#### [PROBLEM TO WORK ON]
Return all entries word for word, but drop any images.

#### [RECORDS SUPPLIED]
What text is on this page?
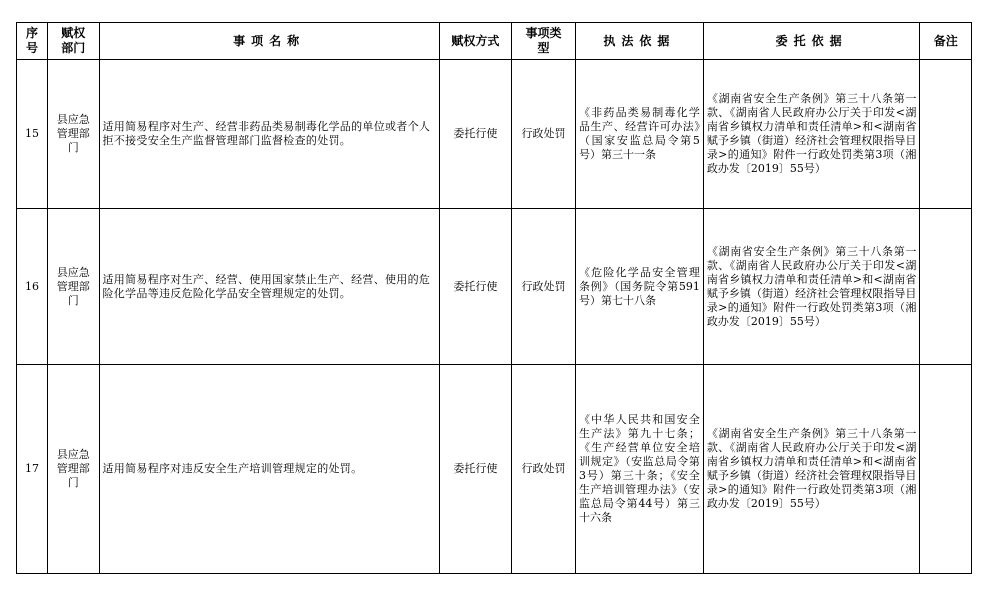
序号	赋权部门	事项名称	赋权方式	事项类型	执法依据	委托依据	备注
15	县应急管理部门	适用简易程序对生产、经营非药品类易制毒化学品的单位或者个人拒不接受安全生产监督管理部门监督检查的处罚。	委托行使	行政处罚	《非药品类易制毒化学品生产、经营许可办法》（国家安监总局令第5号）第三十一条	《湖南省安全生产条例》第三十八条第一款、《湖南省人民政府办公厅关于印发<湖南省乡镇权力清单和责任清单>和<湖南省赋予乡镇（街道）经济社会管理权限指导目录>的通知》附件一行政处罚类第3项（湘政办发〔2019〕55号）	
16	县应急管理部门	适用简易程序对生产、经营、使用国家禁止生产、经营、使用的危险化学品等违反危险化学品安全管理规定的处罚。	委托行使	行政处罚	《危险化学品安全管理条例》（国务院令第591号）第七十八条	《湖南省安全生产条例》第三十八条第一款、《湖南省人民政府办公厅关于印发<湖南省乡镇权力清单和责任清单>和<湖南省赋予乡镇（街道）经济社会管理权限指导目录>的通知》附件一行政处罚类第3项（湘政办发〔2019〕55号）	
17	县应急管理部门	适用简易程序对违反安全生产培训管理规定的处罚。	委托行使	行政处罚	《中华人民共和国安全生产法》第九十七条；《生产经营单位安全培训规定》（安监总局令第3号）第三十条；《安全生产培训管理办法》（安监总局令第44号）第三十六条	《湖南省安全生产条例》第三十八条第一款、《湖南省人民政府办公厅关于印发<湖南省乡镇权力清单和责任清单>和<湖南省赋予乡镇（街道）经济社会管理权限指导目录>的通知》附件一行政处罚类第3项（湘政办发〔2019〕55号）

#### [RESPONSE TO THIS EXERCISE]
What text is on this page?
序号	赋权部门	事项名称	赋权方式	事项类型	执法依据	委托依据	备注
15	县应急管理部门	适用简易程序对生产、经营非药品类易制毒化学品的单位或者个人拒不接受安全生产监督管理部门监督检查的处罚。	委托行使	行政处罚	《非药品类易制毒化学品生产、经营许可办法》（国家安监总局令第5号）第三十一条	《湖南省安全生产条例》第三十八条第一款、《湖南省人民政府办公厅关于印发<湖南省乡镇权力清单和责任清单>和<湖南省赋予乡镇（街道）经济社会管理权限指导目录>的通知》附件一行政处罚类第3项（湘政办发〔2019〕55号）	
16	县应急管理部门	适用简易程序对生产、经营、使用国家禁止生产、经营、使用的危险化学品等违反危险化学品安全管理规定的处罚。	委托行使	行政处罚	《危险化学品安全管理条例》（国务院令第591号）第七十八条	《湖南省安全生产条例》第三十八条第一款、《湖南省人民政府办公厅关于印发<湖南省乡镇权力清单和责任清单>和<湖南省赋予乡镇（街道）经济社会管理权限指导目录>的通知》附件一行政处罚类第3项（湘政办发〔2019〕55号）	
17	县应急管理部门	适用简易程序对违反安全生产培训管理规定的处罚。	委托行使	行政处罚	《中华人民共和国安全生产法》第九十七条；《生产经营单位安全培训规定》（安监总局令第3号）第三十条；《安全生产培训管理办法》（安监总局令第44号）第三十六条	《湖南省安全生产条例》第三十八条第一款、《湖南省人民政府办公厅关于印发<湖南省乡镇权力清单和责任清单>和<湖南省赋予乡镇（街道）经济社会管理权限指导目录>的通知》附件一行政处罚类第3项（湘政办发〔2019〕55号）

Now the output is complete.